■ **EXERCISE BRIEF**
Every record below should be written out exactly; pictures stay out.

┄┄┄┄┄┄

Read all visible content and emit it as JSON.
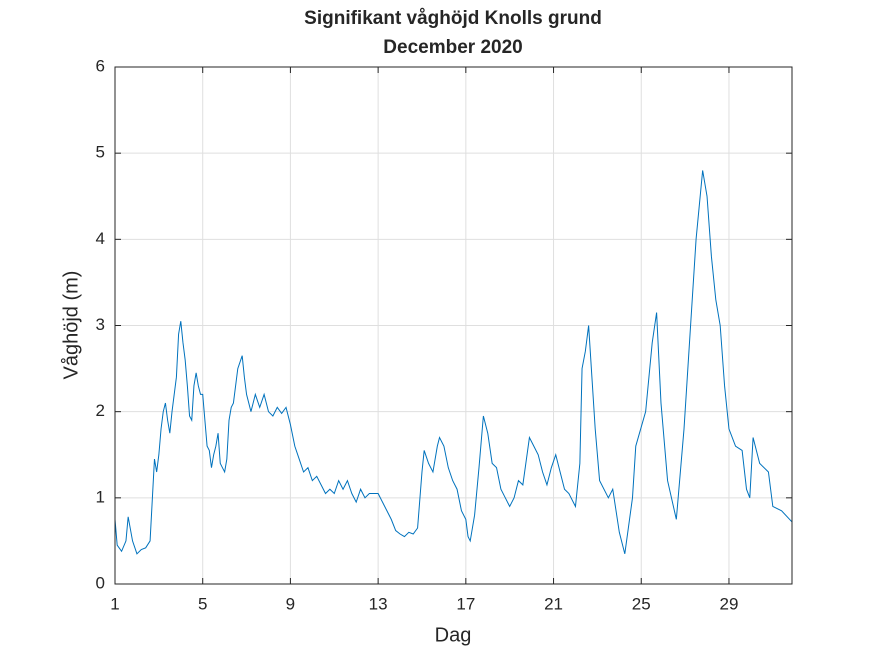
{
  "chart_data": {
    "type": "line",
    "title": "Signifikant våghöjd Knolls grund",
    "subtitle": "December 2020",
    "xlabel": "Dag",
    "ylabel": "Våghöjd (m)",
    "xlim": [
      1,
      31.875
    ],
    "ylim": [
      0,
      6
    ],
    "xticks": [
      1,
      5,
      9,
      13,
      17,
      21,
      25,
      29
    ],
    "yticks": [
      0,
      1,
      2,
      3,
      4,
      5,
      6
    ],
    "grid": true,
    "series": [
      {
        "color": "#0072bd",
        "x": [
          1,
          1.1,
          1.3,
          1.5,
          1.6,
          1.8,
          2.0,
          2.2,
          2.4,
          2.6,
          2.8,
          2.9,
          3.0,
          3.1,
          3.2,
          3.3,
          3.4,
          3.5,
          3.6,
          3.7,
          3.8,
          3.9,
          4.0,
          4.1,
          4.2,
          4.3,
          4.4,
          4.5,
          4.6,
          4.7,
          4.8,
          4.9,
          5.0,
          5.1,
          5.2,
          5.3,
          5.4,
          5.5,
          5.6,
          5.7,
          5.8,
          5.9,
          6.0,
          6.1,
          6.2,
          6.3,
          6.4,
          6.6,
          6.8,
          6.9,
          7.0,
          7.2,
          7.4,
          7.6,
          7.8,
          8.0,
          8.2,
          8.4,
          8.6,
          8.8,
          9.0,
          9.2,
          9.4,
          9.6,
          9.8,
          10.0,
          10.2,
          10.4,
          10.6,
          10.8,
          11.0,
          11.2,
          11.4,
          11.6,
          11.8,
          12.0,
          12.2,
          12.4,
          12.6,
          12.8,
          13.0,
          13.2,
          13.4,
          13.6,
          13.8,
          14.0,
          14.2,
          14.4,
          14.6,
          14.8,
          15.0,
          15.1,
          15.3,
          15.5,
          15.7,
          15.8,
          16.0,
          16.2,
          16.4,
          16.6,
          16.8,
          17.0,
          17.1,
          17.2,
          17.4,
          17.6,
          17.8,
          18.0,
          18.2,
          18.4,
          18.6,
          18.8,
          19.0,
          19.2,
          19.4,
          19.6,
          19.9,
          20.1,
          20.3,
          20.5,
          20.7,
          20.9,
          21.1,
          21.3,
          21.5,
          21.7,
          22.0,
          22.2,
          22.3,
          22.45,
          22.6,
          22.75,
          22.9,
          23.1,
          23.5,
          23.7,
          24.0,
          24.25,
          24.6,
          24.75,
          25.2,
          25.5,
          25.7,
          25.9,
          26.2,
          26.6,
          26.95,
          27.1,
          27.3,
          27.5,
          27.8,
          28.0,
          28.2,
          28.4,
          28.6,
          28.8,
          29.0,
          29.3,
          29.6,
          29.8,
          29.95,
          30.1,
          30.4,
          30.8,
          31.0,
          31.4,
          31.875
        ],
        "values": [
          0.75,
          0.45,
          0.38,
          0.5,
          0.78,
          0.5,
          0.35,
          0.4,
          0.42,
          0.5,
          1.45,
          1.3,
          1.5,
          1.8,
          2.0,
          2.1,
          1.9,
          1.75,
          2.0,
          2.2,
          2.4,
          2.9,
          3.05,
          2.8,
          2.6,
          2.3,
          1.95,
          1.9,
          2.3,
          2.45,
          2.3,
          2.2,
          2.2,
          1.9,
          1.6,
          1.55,
          1.35,
          1.5,
          1.6,
          1.75,
          1.4,
          1.35,
          1.3,
          1.45,
          1.9,
          2.05,
          2.1,
          2.5,
          2.65,
          2.4,
          2.2,
          2.0,
          2.2,
          2.05,
          2.2,
          2.0,
          1.95,
          2.05,
          1.98,
          2.05,
          1.85,
          1.6,
          1.45,
          1.3,
          1.35,
          1.2,
          1.25,
          1.15,
          1.05,
          1.1,
          1.05,
          1.2,
          1.1,
          1.2,
          1.05,
          0.95,
          1.1,
          1.0,
          1.05,
          1.05,
          1.05,
          0.95,
          0.85,
          0.75,
          0.62,
          0.58,
          0.55,
          0.6,
          0.58,
          0.65,
          1.3,
          1.55,
          1.4,
          1.3,
          1.6,
          1.7,
          1.6,
          1.35,
          1.2,
          1.1,
          0.85,
          0.75,
          0.55,
          0.5,
          0.8,
          1.35,
          1.95,
          1.75,
          1.4,
          1.35,
          1.1,
          1.0,
          0.9,
          1.0,
          1.2,
          1.15,
          1.7,
          1.6,
          1.5,
          1.3,
          1.15,
          1.35,
          1.5,
          1.3,
          1.1,
          1.05,
          0.9,
          1.4,
          2.5,
          2.7,
          3.0,
          2.4,
          1.8,
          1.2,
          1.0,
          1.1,
          0.6,
          0.35,
          1.0,
          1.6,
          2.0,
          2.8,
          3.15,
          2.1,
          1.2,
          0.75,
          1.8,
          2.4,
          3.2,
          4.0,
          4.8,
          4.5,
          3.8,
          3.3,
          3.0,
          2.3,
          1.8,
          1.6,
          1.55,
          1.1,
          1.0,
          1.7,
          1.4,
          1.3,
          0.9,
          0.85,
          0.72
        ]
      }
    ]
  }
}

┄┄┄┄┄┄

■ **THE RESPONSE**
Read all visible content and emit it as JSON.
{
  "chart_data": {
    "type": "line",
    "title": "Signifikant våghöjd Knolls grund",
    "subtitle": "December 2020",
    "xlabel": "Dag",
    "ylabel": "Våghöjd (m)",
    "xlim": [
      1,
      31.875
    ],
    "ylim": [
      0,
      6
    ],
    "xticks": [
      1,
      5,
      9,
      13,
      17,
      21,
      25,
      29
    ],
    "yticks": [
      0,
      1,
      2,
      3,
      4,
      5,
      6
    ],
    "grid": true,
    "series": [
      {
        "color": "#0072bd",
        "x": [
          1,
          1.1,
          1.3,
          1.5,
          1.6,
          1.8,
          2.0,
          2.2,
          2.4,
          2.6,
          2.8,
          2.9,
          3.0,
          3.1,
          3.2,
          3.3,
          3.4,
          3.5,
          3.6,
          3.7,
          3.8,
          3.9,
          4.0,
          4.1,
          4.2,
          4.3,
          4.4,
          4.5,
          4.6,
          4.7,
          4.8,
          4.9,
          5.0,
          5.1,
          5.2,
          5.3,
          5.4,
          5.5,
          5.6,
          5.7,
          5.8,
          5.9,
          6.0,
          6.1,
          6.2,
          6.3,
          6.4,
          6.6,
          6.8,
          6.9,
          7.0,
          7.2,
          7.4,
          7.6,
          7.8,
          8.0,
          8.2,
          8.4,
          8.6,
          8.8,
          9.0,
          9.2,
          9.4,
          9.6,
          9.8,
          10.0,
          10.2,
          10.4,
          10.6,
          10.8,
          11.0,
          11.2,
          11.4,
          11.6,
          11.8,
          12.0,
          12.2,
          12.4,
          12.6,
          12.8,
          13.0,
          13.2,
          13.4,
          13.6,
          13.8,
          14.0,
          14.2,
          14.4,
          14.6,
          14.8,
          15.0,
          15.1,
          15.3,
          15.5,
          15.7,
          15.8,
          16.0,
          16.2,
          16.4,
          16.6,
          16.8,
          17.0,
          17.1,
          17.2,
          17.4,
          17.6,
          17.8,
          18.0,
          18.2,
          18.4,
          18.6,
          18.8,
          19.0,
          19.2,
          19.4,
          19.6,
          19.9,
          20.1,
          20.3,
          20.5,
          20.7,
          20.9,
          21.1,
          21.3,
          21.5,
          21.7,
          22.0,
          22.2,
          22.3,
          22.45,
          22.6,
          22.75,
          22.9,
          23.1,
          23.5,
          23.7,
          24.0,
          24.25,
          24.6,
          24.75,
          25.2,
          25.5,
          25.7,
          25.9,
          26.2,
          26.6,
          26.95,
          27.1,
          27.3,
          27.5,
          27.8,
          28.0,
          28.2,
          28.4,
          28.6,
          28.8,
          29.0,
          29.3,
          29.6,
          29.8,
          29.95,
          30.1,
          30.4,
          30.8,
          31.0,
          31.4,
          31.875
        ],
        "values": [
          0.75,
          0.45,
          0.38,
          0.5,
          0.78,
          0.5,
          0.35,
          0.4,
          0.42,
          0.5,
          1.45,
          1.3,
          1.5,
          1.8,
          2.0,
          2.1,
          1.9,
          1.75,
          2.0,
          2.2,
          2.4,
          2.9,
          3.05,
          2.8,
          2.6,
          2.3,
          1.95,
          1.9,
          2.3,
          2.45,
          2.3,
          2.2,
          2.2,
          1.9,
          1.6,
          1.55,
          1.35,
          1.5,
          1.6,
          1.75,
          1.4,
          1.35,
          1.3,
          1.45,
          1.9,
          2.05,
          2.1,
          2.5,
          2.65,
          2.4,
          2.2,
          2.0,
          2.2,
          2.05,
          2.2,
          2.0,
          1.95,
          2.05,
          1.98,
          2.05,
          1.85,
          1.6,
          1.45,
          1.3,
          1.35,
          1.2,
          1.25,
          1.15,
          1.05,
          1.1,
          1.05,
          1.2,
          1.1,
          1.2,
          1.05,
          0.95,
          1.1,
          1.0,
          1.05,
          1.05,
          1.05,
          0.95,
          0.85,
          0.75,
          0.62,
          0.58,
          0.55,
          0.6,
          0.58,
          0.65,
          1.3,
          1.55,
          1.4,
          1.3,
          1.6,
          1.7,
          1.6,
          1.35,
          1.2,
          1.1,
          0.85,
          0.75,
          0.55,
          0.5,
          0.8,
          1.35,
          1.95,
          1.75,
          1.4,
          1.35,
          1.1,
          1.0,
          0.9,
          1.0,
          1.2,
          1.15,
          1.7,
          1.6,
          1.5,
          1.3,
          1.15,
          1.35,
          1.5,
          1.3,
          1.1,
          1.05,
          0.9,
          1.4,
          2.5,
          2.7,
          3.0,
          2.4,
          1.8,
          1.2,
          1.0,
          1.1,
          0.6,
          0.35,
          1.0,
          1.6,
          2.0,
          2.8,
          3.15,
          2.1,
          1.2,
          0.75,
          1.8,
          2.4,
          3.2,
          4.0,
          4.8,
          4.5,
          3.8,
          3.3,
          3.0,
          2.3,
          1.8,
          1.6,
          1.55,
          1.1,
          1.0,
          1.7,
          1.4,
          1.3,
          0.9,
          0.85,
          0.72
        ]
      }
    ]
  }
}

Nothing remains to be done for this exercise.